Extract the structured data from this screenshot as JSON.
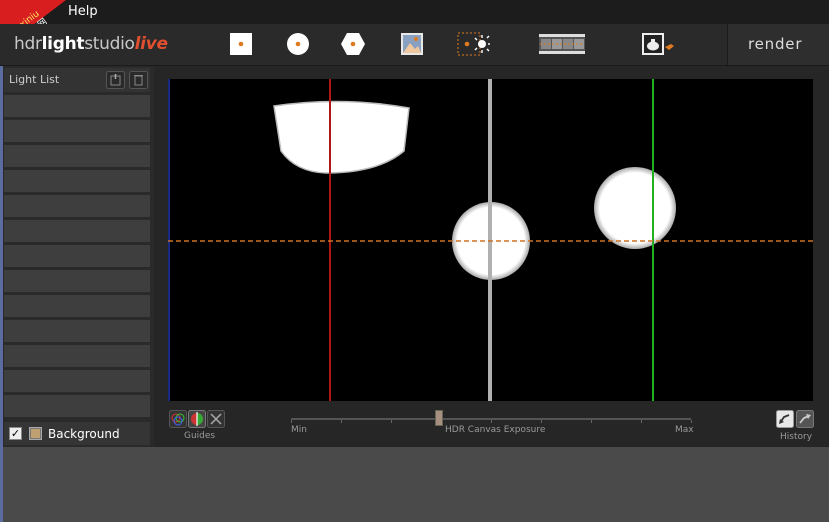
{
  "menubar": {
    "help": "Help",
    "watermark": {
      "line1": "xuexiniu",
      "line2": "学犀牛中文网"
    }
  },
  "toolbar": {
    "logo": {
      "part1": "hdr",
      "part2": "light",
      "part3": "studio",
      "part4": "live"
    },
    "tools": [
      {
        "icon": "point-light-square-icon"
      },
      {
        "icon": "point-light-circle-icon"
      },
      {
        "icon": "point-light-hexagon-icon"
      },
      {
        "icon": "image-light-icon"
      },
      {
        "icon": "sun-light-icon"
      },
      {
        "icon": "filmstrip-icon"
      },
      {
        "icon": "teapot-render-icon"
      }
    ],
    "render_label": "render"
  },
  "light_list": {
    "title": "Light List",
    "slot_count": 13,
    "background_row": {
      "checked": true,
      "label": "Background"
    }
  },
  "canvas": {
    "guides": {
      "vertical_red": "#b01818",
      "vertical_gray": "#b0b0b0",
      "vertical_green": "#20b020",
      "horizontal_orange_dashed": "#d07020"
    }
  },
  "controls": {
    "guides_label": "Guides",
    "exposure": {
      "min_label": "Min",
      "title": "HDR Canvas Exposure",
      "max_label": "Max",
      "value": 0.37
    },
    "history_label": "History"
  },
  "colors": {
    "accent_orange": "#e07a20",
    "logo_live": "#e05030"
  }
}
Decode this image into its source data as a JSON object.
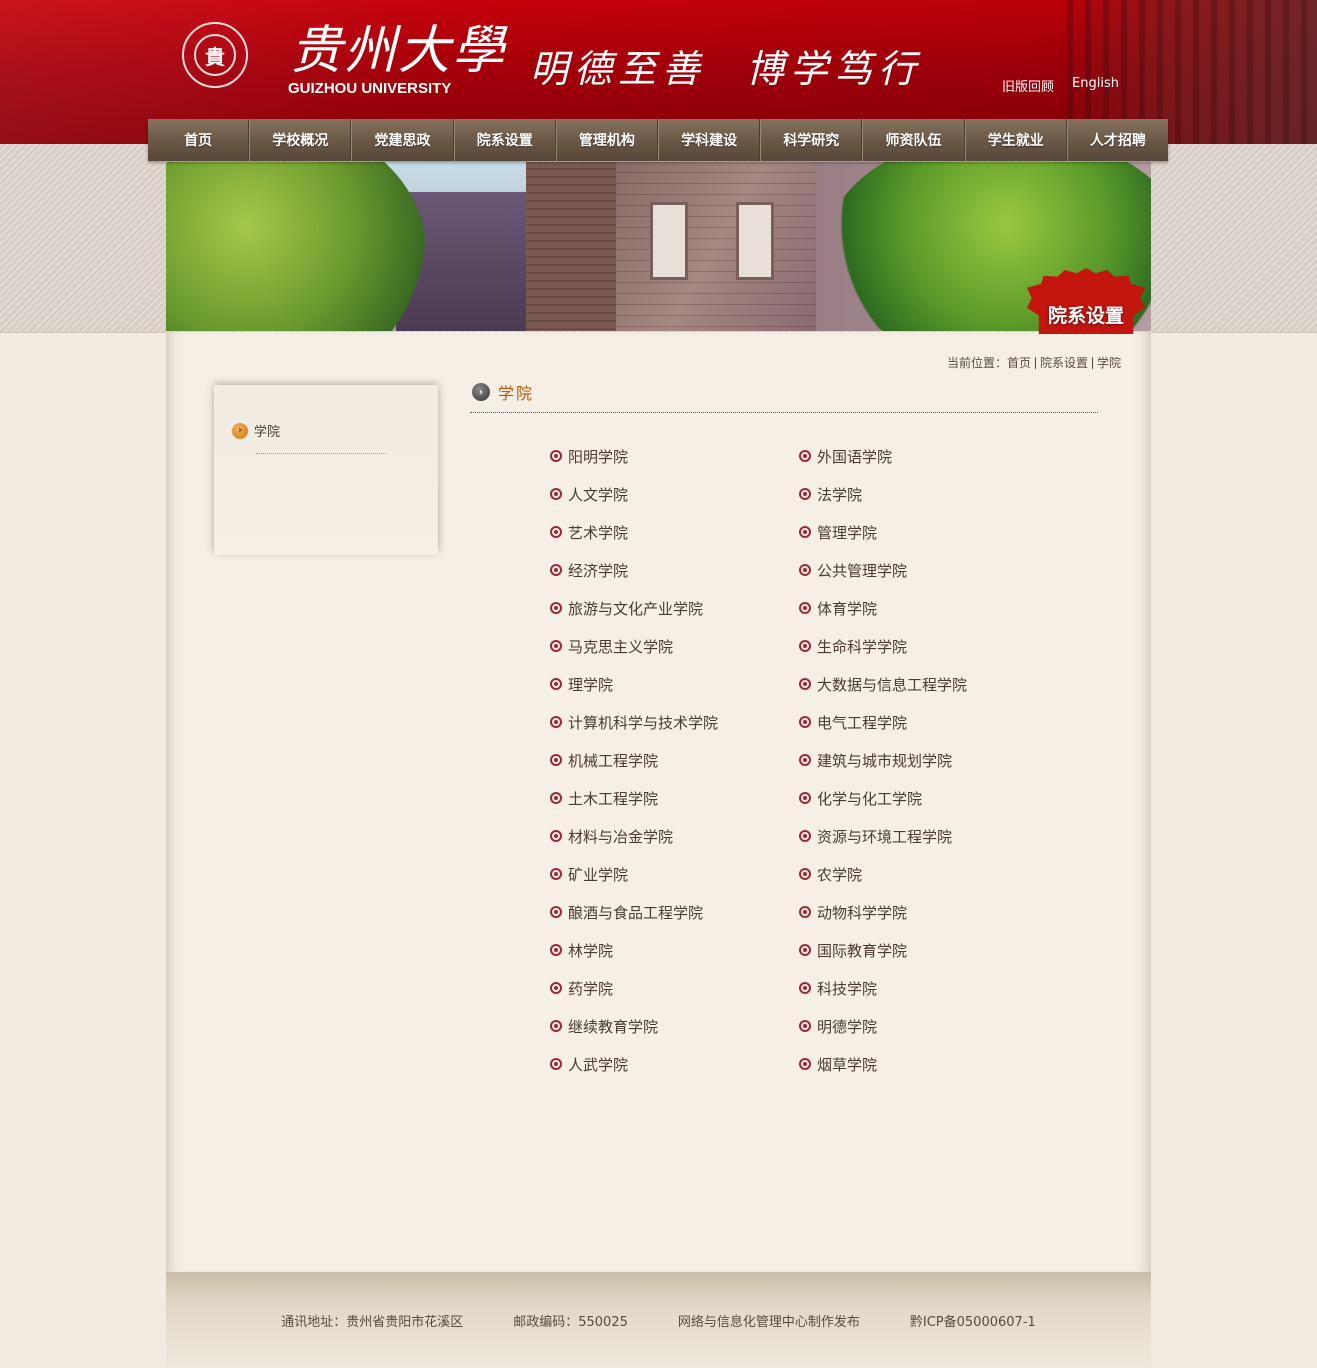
{
  "header": {
    "logo_cn": "贵州大學",
    "logo_en": "GUIZHOU UNIVERSITY",
    "seal_char": "貴",
    "motto_1": "明德至善",
    "motto_2": "博学笃行",
    "links": [
      "旧版回顾",
      "English"
    ]
  },
  "nav": {
    "items": [
      "首页",
      "学校概况",
      "党建思政",
      "院系设置",
      "管理机构",
      "学科建设",
      "科学研究",
      "师资队伍",
      "学生就业",
      "人才招聘"
    ]
  },
  "banner": {
    "badge": "院系设置"
  },
  "breadcrumb": {
    "prefix": "当前位置：",
    "items": [
      "首页",
      "院系设置",
      "学院"
    ]
  },
  "sidebar": {
    "items": [
      {
        "label": "学院"
      }
    ]
  },
  "content": {
    "title": "学院",
    "colleges": [
      "阳明学院",
      "外国语学院",
      "人文学院",
      "法学院",
      "艺术学院",
      "管理学院",
      "经济学院",
      "公共管理学院",
      "旅游与文化产业学院",
      "体育学院",
      "马克思主义学院",
      "生命科学学院",
      "理学院",
      "大数据与信息工程学院",
      "计算机科学与技术学院",
      "电气工程学院",
      "机械工程学院",
      "建筑与城市规划学院",
      "土木工程学院",
      "化学与化工学院",
      "材料与冶金学院",
      "资源与环境工程学院",
      "矿业学院",
      "农学院",
      "酿酒与食品工程学院",
      "动物科学学院",
      "林学院",
      "国际教育学院",
      "药学院",
      "科技学院",
      "继续教育学院",
      "明德学院",
      "人武学院",
      "烟草学院"
    ]
  },
  "footer": {
    "address": "通讯地址：贵州省贵阳市花溪区",
    "postcode": "邮政编码：550025",
    "publisher": "网络与信息化管理中心制作发布",
    "icp": "黔ICP备05000607-1"
  },
  "colors": {
    "header_red": "#b8000a",
    "nav_brown": "#6a5745",
    "title_orange": "#b45a10",
    "bullet_maroon": "#9a2a3a",
    "badge_red": "#c2150d"
  }
}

------------------------------------

Restate the records word for word, omitting images.

Extract the structured data from this screenshot as JSON.
{
  "menubar": {
    "help": "Help",
    "watermark": {
      "line1": "xuexiniu",
      "line2": "学犀牛中文网"
    }
  },
  "toolbar": {
    "logo": {
      "part1": "hdr",
      "part2": "light",
      "part3": "studio",
      "part4": "live"
    },
    "tools": [
      {
        "icon": "point-light-square-icon"
      },
      {
        "icon": "point-light-circle-icon"
      },
      {
        "icon": "point-light-hexagon-icon"
      },
      {
        "icon": "image-light-icon"
      },
      {
        "icon": "sun-light-icon"
      },
      {
        "icon": "filmstrip-icon"
      },
      {
        "icon": "teapot-render-icon"
      }
    ],
    "render_label": "render"
  },
  "light_list": {
    "title": "Light List",
    "slot_count": 13,
    "background_row": {
      "checked": true,
      "label": "Background"
    }
  },
  "canvas": {
    "guides": {
      "vertical_red": "#b01818",
      "vertical_gray": "#b0b0b0",
      "vertical_green": "#20b020",
      "horizontal_orange_dashed": "#d07020"
    }
  },
  "controls": {
    "guides_label": "Guides",
    "exposure": {
      "min_label": "Min",
      "title": "HDR Canvas Exposure",
      "max_label": "Max",
      "value": 0.37
    },
    "history_label": "History"
  },
  "colors": {
    "accent_orange": "#e07a20",
    "logo_live": "#e05030"
  }
}
Decode this image into its source data as a JSON object.
{
  "header": {
    "logo_cn": "贵州大學",
    "logo_en": "GUIZHOU UNIVERSITY",
    "seal_char": "貴",
    "motto_1": "明德至善",
    "motto_2": "博学笃行",
    "links": [
      "旧版回顾",
      "English"
    ]
  },
  "nav": {
    "items": [
      "首页",
      "学校概况",
      "党建思政",
      "院系设置",
      "管理机构",
      "学科建设",
      "科学研究",
      "师资队伍",
      "学生就业",
      "人才招聘"
    ]
  },
  "banner": {
    "badge": "院系设置"
  },
  "breadcrumb": {
    "prefix": "当前位置：",
    "items": [
      "首页",
      "院系设置",
      "学院"
    ]
  },
  "sidebar": {
    "items": [
      {
        "label": "学院"
      }
    ]
  },
  "content": {
    "title": "学院",
    "colleges": [
      "阳明学院",
      "外国语学院",
      "人文学院",
      "法学院",
      "艺术学院",
      "管理学院",
      "经济学院",
      "公共管理学院",
      "旅游与文化产业学院",
      "体育学院",
      "马克思主义学院",
      "生命科学学院",
      "理学院",
      "大数据与信息工程学院",
      "计算机科学与技术学院",
      "电气工程学院",
      "机械工程学院",
      "建筑与城市规划学院",
      "土木工程学院",
      "化学与化工学院",
      "材料与冶金学院",
      "资源与环境工程学院",
      "矿业学院",
      "农学院",
      "酿酒与食品工程学院",
      "动物科学学院",
      "林学院",
      "国际教育学院",
      "药学院",
      "科技学院",
      "继续教育学院",
      "明德学院",
      "人武学院",
      "烟草学院"
    ]
  },
  "footer": {
    "address": "通讯地址：贵州省贵阳市花溪区",
    "postcode": "邮政编码：550025",
    "publisher": "网络与信息化管理中心制作发布",
    "icp": "黔ICP备05000607-1"
  },
  "colors": {
    "header_red": "#b8000a",
    "nav_brown": "#6a5745",
    "title_orange": "#b45a10",
    "bullet_maroon": "#9a2a3a",
    "badge_red": "#c2150d"
  }
}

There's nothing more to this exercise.